MATERIAL FOR THE TASK:
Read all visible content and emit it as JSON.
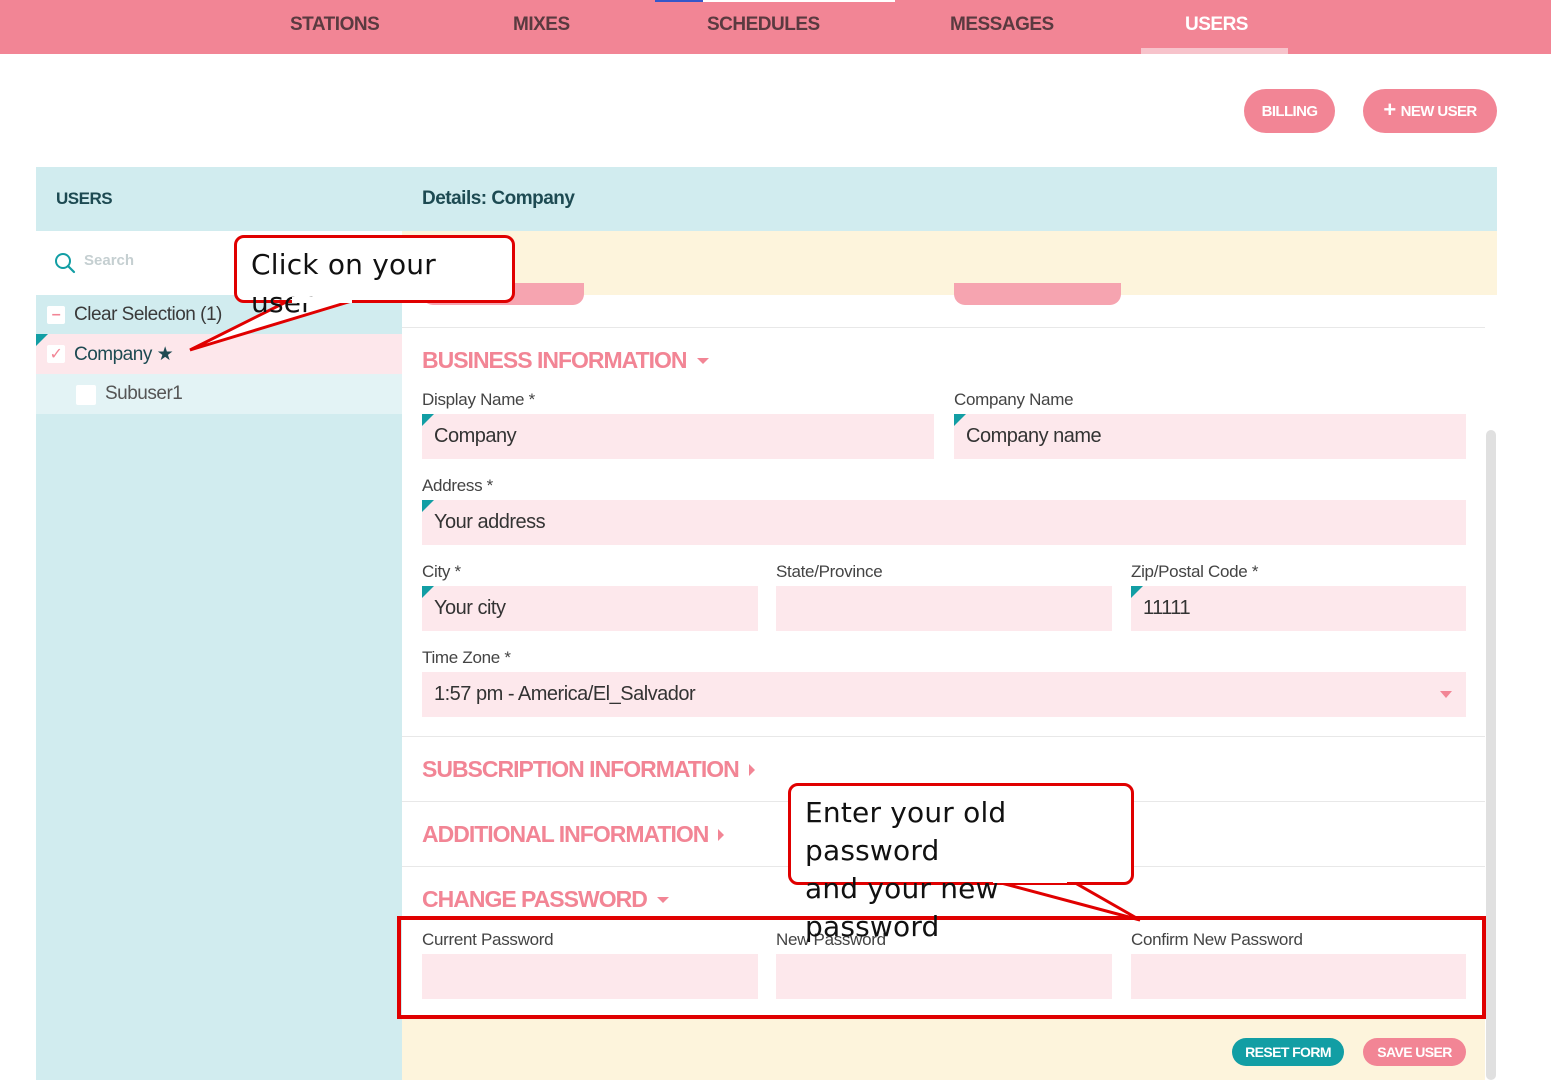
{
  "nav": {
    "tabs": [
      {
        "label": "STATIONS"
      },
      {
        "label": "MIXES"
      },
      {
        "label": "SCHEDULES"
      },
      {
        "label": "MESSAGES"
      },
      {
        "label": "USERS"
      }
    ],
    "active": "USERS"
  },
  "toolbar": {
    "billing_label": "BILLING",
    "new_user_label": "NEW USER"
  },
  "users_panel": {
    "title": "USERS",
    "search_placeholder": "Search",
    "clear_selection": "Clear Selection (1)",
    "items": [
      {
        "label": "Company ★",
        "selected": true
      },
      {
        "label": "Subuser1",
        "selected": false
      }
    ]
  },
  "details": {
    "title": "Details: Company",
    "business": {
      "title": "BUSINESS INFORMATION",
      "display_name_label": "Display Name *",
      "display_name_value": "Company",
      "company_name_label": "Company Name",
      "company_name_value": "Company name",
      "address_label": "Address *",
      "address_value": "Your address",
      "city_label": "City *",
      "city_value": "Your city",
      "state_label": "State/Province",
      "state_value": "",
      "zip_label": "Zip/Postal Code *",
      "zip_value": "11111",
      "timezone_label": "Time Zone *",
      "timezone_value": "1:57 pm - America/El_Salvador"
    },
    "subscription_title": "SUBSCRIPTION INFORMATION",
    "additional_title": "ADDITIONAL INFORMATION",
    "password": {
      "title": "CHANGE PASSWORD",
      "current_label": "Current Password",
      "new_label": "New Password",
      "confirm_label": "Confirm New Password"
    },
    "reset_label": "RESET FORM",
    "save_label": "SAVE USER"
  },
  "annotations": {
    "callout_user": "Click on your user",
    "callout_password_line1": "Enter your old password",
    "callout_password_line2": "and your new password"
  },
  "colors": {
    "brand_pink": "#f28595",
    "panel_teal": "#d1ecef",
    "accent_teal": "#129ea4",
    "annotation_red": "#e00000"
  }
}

EXERCISE: Reproduce the whole listing exactly, but not the images in it.

FINISHED TASK:
Read all visible content and emit it as JSON.
{
  "nav": {
    "tabs": [
      {
        "label": "STATIONS"
      },
      {
        "label": "MIXES"
      },
      {
        "label": "SCHEDULES"
      },
      {
        "label": "MESSAGES"
      },
      {
        "label": "USERS"
      }
    ],
    "active": "USERS"
  },
  "toolbar": {
    "billing_label": "BILLING",
    "new_user_label": "NEW USER"
  },
  "users_panel": {
    "title": "USERS",
    "search_placeholder": "Search",
    "clear_selection": "Clear Selection (1)",
    "items": [
      {
        "label": "Company ★",
        "selected": true
      },
      {
        "label": "Subuser1",
        "selected": false
      }
    ]
  },
  "details": {
    "title": "Details: Company",
    "business": {
      "title": "BUSINESS INFORMATION",
      "display_name_label": "Display Name *",
      "display_name_value": "Company",
      "company_name_label": "Company Name",
      "company_name_value": "Company name",
      "address_label": "Address *",
      "address_value": "Your address",
      "city_label": "City *",
      "city_value": "Your city",
      "state_label": "State/Province",
      "state_value": "",
      "zip_label": "Zip/Postal Code *",
      "zip_value": "11111",
      "timezone_label": "Time Zone *",
      "timezone_value": "1:57 pm - America/El_Salvador"
    },
    "subscription_title": "SUBSCRIPTION INFORMATION",
    "additional_title": "ADDITIONAL INFORMATION",
    "password": {
      "title": "CHANGE PASSWORD",
      "current_label": "Current Password",
      "new_label": "New Password",
      "confirm_label": "Confirm New Password"
    },
    "reset_label": "RESET FORM",
    "save_label": "SAVE USER"
  },
  "annotations": {
    "callout_user": "Click on your user",
    "callout_password_line1": "Enter your old password",
    "callout_password_line2": "and your new password"
  },
  "colors": {
    "brand_pink": "#f28595",
    "panel_teal": "#d1ecef",
    "accent_teal": "#129ea4",
    "annotation_red": "#e00000"
  }
}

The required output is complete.